Istruzioni →
**a)** Secondo l'estratto sull'icona, perché lo spazio non è diviso in fasce orizzontali? Spiegalo in una o due frasi.
**b)** Nell'estratto sull'icona, chi è la figura umana con un rotolo aperto che si trova nel cerchio più esterno, sulla sinistra?

Estratto del documento →
########

Le figure sono rigorosamente distribuite in varii ordini, in base alla loro importanza e al loro significato. Elemento centrale della composizione è la mardorla di Dio Padre, verso cui convergono tutti gli altri piani. Lo spazio infatti non è diviso in fasce orizzontali, come normalmente avviene nelle icone, ma in fasce ricurve, che sottolineano la tensione verso Dio. Il Padre è raffigurato come un anziano con la veste candida e candidi capelli, ed è coronato da una doppia aureola blu scuro e verde chiaro (segno dell’inaccessibilità della divinità). Questa a sua volta è circondata da tre cerchi che indicano i varii cieli, al cui interno sono raffigurate, in alcuni medaglioni, le gerarchie celesti. Nel cerchio più esterno, sulla sinistra, c’è una figura umana con un rotolo aperto. Si tratta del profeta Daniele. Il riferimento è al capitolo 7 del libro del profeta Daniele, nel quale il profeta ha la visione di un vegliardo: “la sua veste –dice Daniele- era candida come la neve e i capelli del suo capo erano candidi come la lana” (7, 9); davanti a questa figura “ecco apparire, sulle nubi del cielo, uno simile a un figlio dell’uomo” (7, 13). I Vangeli mostrano come Gesù Cristo applicherà a sé stesso questa figura, per certi aspetti misteriosa, di cui parla il profeta Daniele: Cristo chiamerà sé stesso il “Figlio dell’uomo”, assumendo questa figura e realtà profetica dell’Antico Testamento, e presentandosi al popolo di Israele anche per questo aspetto come Colui che porta a compimento la Legge e i Profeti.

########

Dati sulla posizione degli elementi →
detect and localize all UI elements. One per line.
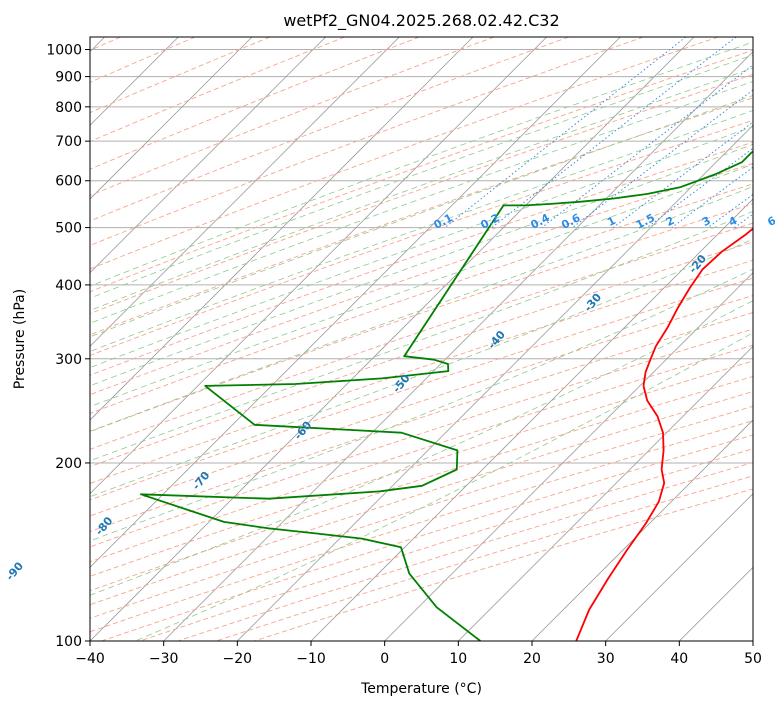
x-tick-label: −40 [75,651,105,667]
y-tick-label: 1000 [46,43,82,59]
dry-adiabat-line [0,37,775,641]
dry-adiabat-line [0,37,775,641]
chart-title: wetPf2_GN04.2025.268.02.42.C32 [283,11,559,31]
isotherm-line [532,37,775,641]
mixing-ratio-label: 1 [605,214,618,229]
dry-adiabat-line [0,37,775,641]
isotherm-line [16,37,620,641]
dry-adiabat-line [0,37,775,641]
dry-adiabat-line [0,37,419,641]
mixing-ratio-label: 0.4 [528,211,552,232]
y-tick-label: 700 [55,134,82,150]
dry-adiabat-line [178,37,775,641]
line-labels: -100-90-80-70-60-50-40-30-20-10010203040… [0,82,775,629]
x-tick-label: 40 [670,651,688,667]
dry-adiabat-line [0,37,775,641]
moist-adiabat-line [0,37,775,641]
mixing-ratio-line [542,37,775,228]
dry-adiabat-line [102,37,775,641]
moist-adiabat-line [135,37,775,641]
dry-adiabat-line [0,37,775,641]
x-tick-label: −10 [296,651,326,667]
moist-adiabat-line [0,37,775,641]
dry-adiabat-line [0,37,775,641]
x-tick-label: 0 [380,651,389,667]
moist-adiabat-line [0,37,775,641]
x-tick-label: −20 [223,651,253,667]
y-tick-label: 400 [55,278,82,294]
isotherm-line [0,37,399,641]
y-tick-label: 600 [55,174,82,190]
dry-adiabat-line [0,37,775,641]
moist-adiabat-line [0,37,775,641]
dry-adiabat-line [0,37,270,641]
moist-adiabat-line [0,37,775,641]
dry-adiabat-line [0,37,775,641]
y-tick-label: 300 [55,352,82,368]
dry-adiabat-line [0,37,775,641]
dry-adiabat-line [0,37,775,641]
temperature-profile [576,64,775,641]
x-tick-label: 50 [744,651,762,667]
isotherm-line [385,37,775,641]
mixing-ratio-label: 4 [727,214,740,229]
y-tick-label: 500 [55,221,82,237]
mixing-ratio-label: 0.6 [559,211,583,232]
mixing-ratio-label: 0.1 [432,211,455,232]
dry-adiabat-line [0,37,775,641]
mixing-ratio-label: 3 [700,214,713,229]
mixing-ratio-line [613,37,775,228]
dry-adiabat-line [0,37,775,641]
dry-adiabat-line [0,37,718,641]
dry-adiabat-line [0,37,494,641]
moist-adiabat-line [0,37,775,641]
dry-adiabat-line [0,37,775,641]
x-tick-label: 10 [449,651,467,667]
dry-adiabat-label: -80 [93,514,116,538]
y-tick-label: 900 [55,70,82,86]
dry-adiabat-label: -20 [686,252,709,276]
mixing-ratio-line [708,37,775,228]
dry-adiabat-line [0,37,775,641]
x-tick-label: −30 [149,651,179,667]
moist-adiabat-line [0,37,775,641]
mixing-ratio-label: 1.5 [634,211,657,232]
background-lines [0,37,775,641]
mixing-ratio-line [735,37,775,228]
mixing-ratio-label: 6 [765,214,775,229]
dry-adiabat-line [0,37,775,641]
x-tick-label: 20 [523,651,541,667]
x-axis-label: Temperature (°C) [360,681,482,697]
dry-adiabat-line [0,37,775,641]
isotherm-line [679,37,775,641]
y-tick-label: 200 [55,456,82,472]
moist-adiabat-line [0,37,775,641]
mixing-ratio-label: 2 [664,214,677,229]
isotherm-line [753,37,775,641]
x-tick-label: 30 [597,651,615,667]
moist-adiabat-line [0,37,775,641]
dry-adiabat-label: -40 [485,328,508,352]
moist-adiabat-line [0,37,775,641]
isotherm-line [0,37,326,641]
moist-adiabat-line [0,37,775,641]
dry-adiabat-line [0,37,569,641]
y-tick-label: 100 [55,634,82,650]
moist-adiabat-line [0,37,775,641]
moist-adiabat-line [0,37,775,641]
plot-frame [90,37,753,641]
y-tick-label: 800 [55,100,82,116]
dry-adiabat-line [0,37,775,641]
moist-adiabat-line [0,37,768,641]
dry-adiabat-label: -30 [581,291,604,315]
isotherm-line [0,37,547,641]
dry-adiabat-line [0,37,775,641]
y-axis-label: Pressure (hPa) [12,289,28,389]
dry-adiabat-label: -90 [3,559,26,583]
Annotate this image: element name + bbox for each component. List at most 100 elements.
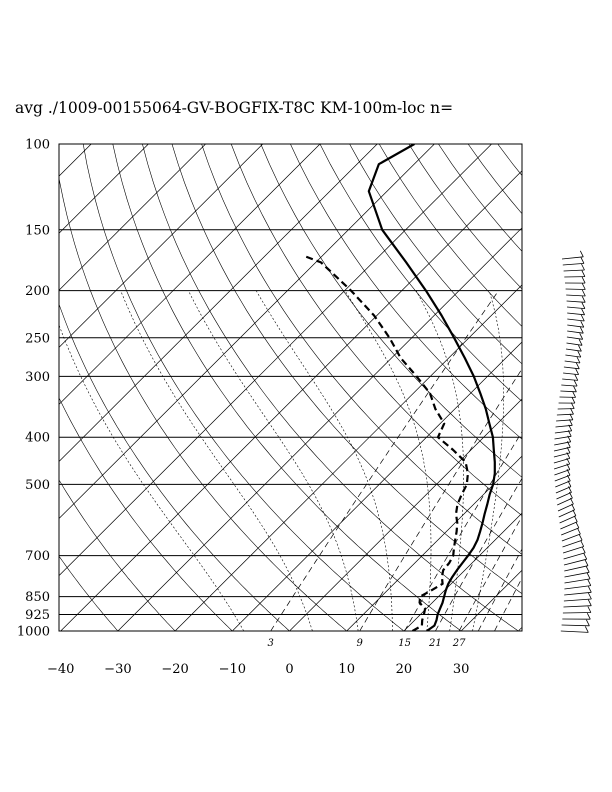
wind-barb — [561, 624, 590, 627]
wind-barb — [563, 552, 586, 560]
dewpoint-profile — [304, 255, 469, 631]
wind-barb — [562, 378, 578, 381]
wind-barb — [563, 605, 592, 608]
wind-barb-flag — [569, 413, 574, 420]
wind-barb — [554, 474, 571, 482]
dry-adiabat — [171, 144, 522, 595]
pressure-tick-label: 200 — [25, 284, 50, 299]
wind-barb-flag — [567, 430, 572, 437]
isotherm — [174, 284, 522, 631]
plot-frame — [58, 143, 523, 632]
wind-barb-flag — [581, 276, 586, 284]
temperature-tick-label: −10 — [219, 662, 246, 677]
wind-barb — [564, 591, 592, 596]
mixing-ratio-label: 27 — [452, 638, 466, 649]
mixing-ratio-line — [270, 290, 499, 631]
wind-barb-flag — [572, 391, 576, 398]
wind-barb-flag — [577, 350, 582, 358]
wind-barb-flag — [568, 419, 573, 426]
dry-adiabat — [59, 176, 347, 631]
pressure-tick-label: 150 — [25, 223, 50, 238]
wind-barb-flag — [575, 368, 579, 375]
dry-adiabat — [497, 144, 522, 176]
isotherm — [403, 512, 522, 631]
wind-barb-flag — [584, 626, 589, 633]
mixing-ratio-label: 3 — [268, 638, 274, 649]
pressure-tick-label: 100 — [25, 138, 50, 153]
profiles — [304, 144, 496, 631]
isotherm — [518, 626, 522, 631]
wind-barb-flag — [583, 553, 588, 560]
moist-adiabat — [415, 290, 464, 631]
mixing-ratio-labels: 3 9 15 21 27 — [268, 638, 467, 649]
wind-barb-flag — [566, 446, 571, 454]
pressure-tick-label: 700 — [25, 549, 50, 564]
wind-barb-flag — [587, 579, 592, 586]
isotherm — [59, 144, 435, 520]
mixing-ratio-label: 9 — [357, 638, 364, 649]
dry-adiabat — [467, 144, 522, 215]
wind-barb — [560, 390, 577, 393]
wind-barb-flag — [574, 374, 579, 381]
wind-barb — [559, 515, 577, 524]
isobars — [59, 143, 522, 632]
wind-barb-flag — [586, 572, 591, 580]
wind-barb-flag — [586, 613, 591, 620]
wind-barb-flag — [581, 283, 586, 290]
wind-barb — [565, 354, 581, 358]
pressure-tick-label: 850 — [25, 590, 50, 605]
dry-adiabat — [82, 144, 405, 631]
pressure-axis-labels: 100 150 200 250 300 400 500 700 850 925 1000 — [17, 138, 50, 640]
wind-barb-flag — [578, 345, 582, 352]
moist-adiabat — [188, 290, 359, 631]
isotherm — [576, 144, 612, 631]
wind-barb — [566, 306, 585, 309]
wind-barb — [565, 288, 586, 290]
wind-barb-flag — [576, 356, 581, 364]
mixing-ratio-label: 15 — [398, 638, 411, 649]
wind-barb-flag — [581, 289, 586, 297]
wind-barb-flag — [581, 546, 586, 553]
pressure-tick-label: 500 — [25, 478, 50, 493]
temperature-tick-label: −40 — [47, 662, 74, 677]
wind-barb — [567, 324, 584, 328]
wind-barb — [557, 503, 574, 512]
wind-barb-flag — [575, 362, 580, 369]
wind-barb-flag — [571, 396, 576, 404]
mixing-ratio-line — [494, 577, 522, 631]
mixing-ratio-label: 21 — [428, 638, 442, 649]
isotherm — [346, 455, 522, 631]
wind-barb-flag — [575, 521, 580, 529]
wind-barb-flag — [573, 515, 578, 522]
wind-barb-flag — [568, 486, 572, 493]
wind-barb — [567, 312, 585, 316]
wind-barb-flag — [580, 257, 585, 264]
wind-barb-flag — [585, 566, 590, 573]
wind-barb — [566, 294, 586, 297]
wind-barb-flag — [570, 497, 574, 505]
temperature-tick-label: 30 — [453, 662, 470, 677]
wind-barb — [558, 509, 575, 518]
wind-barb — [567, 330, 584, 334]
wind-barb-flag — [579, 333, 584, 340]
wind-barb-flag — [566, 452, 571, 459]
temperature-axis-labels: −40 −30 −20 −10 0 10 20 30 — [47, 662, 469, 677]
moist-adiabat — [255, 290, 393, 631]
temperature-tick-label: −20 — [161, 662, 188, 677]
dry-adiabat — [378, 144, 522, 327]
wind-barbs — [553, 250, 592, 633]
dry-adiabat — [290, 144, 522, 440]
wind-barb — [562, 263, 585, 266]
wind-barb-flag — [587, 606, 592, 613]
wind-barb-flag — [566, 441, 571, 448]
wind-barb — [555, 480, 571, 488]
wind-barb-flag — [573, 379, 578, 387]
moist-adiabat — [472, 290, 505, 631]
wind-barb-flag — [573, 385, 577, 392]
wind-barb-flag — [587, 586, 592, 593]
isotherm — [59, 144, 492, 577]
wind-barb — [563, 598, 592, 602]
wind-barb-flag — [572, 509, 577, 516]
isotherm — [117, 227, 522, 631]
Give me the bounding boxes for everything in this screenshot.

########

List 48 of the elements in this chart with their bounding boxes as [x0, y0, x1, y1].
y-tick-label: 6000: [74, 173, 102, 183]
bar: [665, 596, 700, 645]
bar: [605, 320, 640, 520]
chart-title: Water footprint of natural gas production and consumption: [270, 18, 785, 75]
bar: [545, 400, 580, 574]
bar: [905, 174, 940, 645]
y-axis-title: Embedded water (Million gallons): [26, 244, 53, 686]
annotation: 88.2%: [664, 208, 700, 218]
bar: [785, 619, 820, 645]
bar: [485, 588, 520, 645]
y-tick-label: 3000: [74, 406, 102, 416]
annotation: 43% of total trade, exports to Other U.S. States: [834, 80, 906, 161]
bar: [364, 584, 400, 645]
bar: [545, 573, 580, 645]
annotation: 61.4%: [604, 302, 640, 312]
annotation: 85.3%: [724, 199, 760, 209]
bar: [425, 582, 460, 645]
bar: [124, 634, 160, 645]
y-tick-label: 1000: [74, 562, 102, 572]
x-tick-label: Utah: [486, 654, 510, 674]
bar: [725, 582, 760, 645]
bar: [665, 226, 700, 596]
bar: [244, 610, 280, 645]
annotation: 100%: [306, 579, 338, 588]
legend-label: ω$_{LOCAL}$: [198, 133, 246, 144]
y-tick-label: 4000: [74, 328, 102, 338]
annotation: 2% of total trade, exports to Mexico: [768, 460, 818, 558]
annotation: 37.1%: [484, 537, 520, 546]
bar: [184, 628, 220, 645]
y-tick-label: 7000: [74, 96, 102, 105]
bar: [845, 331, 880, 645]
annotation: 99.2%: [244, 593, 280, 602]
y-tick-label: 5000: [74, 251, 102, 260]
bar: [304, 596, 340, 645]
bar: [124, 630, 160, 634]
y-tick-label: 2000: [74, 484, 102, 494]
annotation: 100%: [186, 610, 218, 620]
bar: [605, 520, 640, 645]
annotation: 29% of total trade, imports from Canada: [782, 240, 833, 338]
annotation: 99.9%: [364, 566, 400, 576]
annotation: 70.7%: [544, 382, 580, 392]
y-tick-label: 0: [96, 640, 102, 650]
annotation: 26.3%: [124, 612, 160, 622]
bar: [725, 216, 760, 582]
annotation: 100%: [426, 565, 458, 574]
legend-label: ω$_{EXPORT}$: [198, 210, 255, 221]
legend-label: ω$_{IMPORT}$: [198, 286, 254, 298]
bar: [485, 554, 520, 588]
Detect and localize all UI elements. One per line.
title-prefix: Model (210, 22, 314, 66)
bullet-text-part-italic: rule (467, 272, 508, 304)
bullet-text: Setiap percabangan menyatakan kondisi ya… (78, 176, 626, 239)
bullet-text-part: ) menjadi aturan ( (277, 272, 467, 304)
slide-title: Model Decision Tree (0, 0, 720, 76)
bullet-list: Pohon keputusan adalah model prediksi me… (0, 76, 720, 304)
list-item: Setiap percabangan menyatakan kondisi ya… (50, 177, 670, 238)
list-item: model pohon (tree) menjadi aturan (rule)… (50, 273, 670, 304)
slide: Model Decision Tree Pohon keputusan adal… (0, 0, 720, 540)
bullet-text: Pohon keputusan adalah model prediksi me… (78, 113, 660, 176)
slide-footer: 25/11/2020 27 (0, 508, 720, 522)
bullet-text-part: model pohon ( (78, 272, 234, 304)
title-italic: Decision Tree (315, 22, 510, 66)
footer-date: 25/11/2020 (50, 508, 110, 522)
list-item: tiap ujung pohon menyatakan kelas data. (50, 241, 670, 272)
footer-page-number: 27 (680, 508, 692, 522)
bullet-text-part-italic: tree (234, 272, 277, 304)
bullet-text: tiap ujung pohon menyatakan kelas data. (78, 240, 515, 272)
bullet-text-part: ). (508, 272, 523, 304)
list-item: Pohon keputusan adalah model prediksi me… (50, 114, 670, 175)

########

Risultati dell'esercizio →
**a)** Lo spazio è diviso in fasce ricurve, e non orizzontali come avviene normalmente nelle icone. Queste fasce sottolineano la tensione verso Dio.

**b)** È il profeta Daniele.